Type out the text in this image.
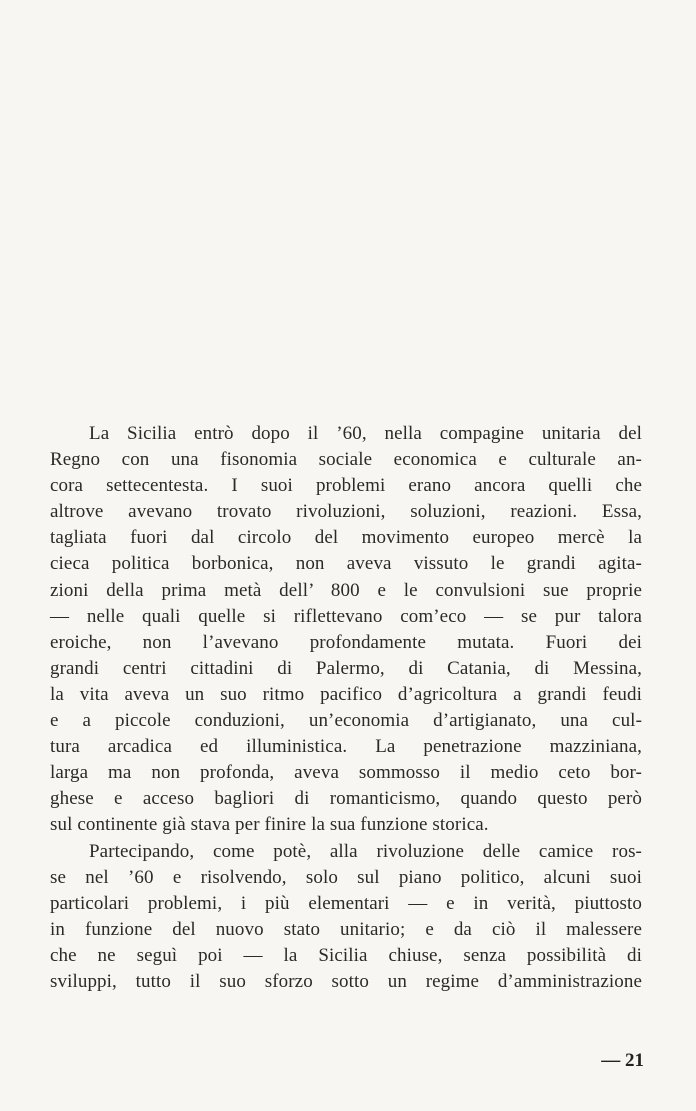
La Sicilia entrò dopo il ’60, nella compagine unitaria del
Regno con una fisonomia sociale economica e culturale an-
cora settecentesta. I suoi problemi erano ancora quelli che
altrove avevano trovato rivoluzioni, soluzioni, reazioni. Essa,
tagliata fuori dal circolo del movimento europeo mercè la
cieca politica borbonica, non aveva vissuto le grandi agita-
zioni della prima metà dell’ 800 e le convulsioni sue proprie
— nelle quali quelle si riflettevano com’eco — se pur talora
eroiche, non l’avevano profondamente mutata. Fuori dei
grandi centri cittadini di Palermo, di Catania, di Messina,
la vita aveva un suo ritmo pacifico d’agricoltura a grandi feudi
e a piccole conduzioni, un’economia d’artigianato, una cul-
tura arcadica ed illuministica. La penetrazione mazziniana,
larga ma non profonda, aveva sommosso il medio ceto bor-
ghese e acceso bagliori di romanticismo, quando questo però
sul continente già stava per finire la sua funzione storica.
Partecipando, come potè, alla rivoluzione delle camice ros-
se nel ’60 e risolvendo, solo sul piano politico, alcuni suoi
particolari problemi, i più elementari — e in verità, piuttosto
in funzione del nuovo stato unitario; e da ciò il malessere
che ne seguì poi — la Sicilia chiuse, senza possibilità di
sviluppi, tutto il suo sforzo sotto un regime d’amministrazione
— 21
=-=-=-=-=
CHALLENGE
Omit the pictures and restate the rest of the records verbatim.

EXERCISE OUTPUT
Type out the text in this image.
La Sicilia entrò dopo il ’60, nella compagine unitaria del
Regno con una fisonomia sociale economica e culturale an-
cora settecentesta. I suoi problemi erano ancora quelli che
altrove avevano trovato rivoluzioni, soluzioni, reazioni. Essa,
tagliata fuori dal circolo del movimento europeo mercè la
cieca politica borbonica, non aveva vissuto le grandi agita-
zioni della prima metà dell’ 800 e le convulsioni sue proprie
— nelle quali quelle si riflettevano com’eco — se pur talora
eroiche, non l’avevano profondamente mutata. Fuori dei
grandi centri cittadini di Palermo, di Catania, di Messina,
la vita aveva un suo ritmo pacifico d’agricoltura a grandi feudi
e a piccole conduzioni, un’economia d’artigianato, una cul-
tura arcadica ed illuministica. La penetrazione mazziniana,
larga ma non profonda, aveva sommosso il medio ceto bor-
ghese e acceso bagliori di romanticismo, quando questo però
sul continente già stava per finire la sua funzione storica.
Partecipando, come potè, alla rivoluzione delle camice ros-
se nel ’60 e risolvendo, solo sul piano politico, alcuni suoi
particolari problemi, i più elementari — e in verità, piuttosto
in funzione del nuovo stato unitario; e da ciò il malessere
che ne seguì poi — la Sicilia chiuse, senza possibilità di
sviluppi, tutto il suo sforzo sotto un regime d’amministrazione
— 21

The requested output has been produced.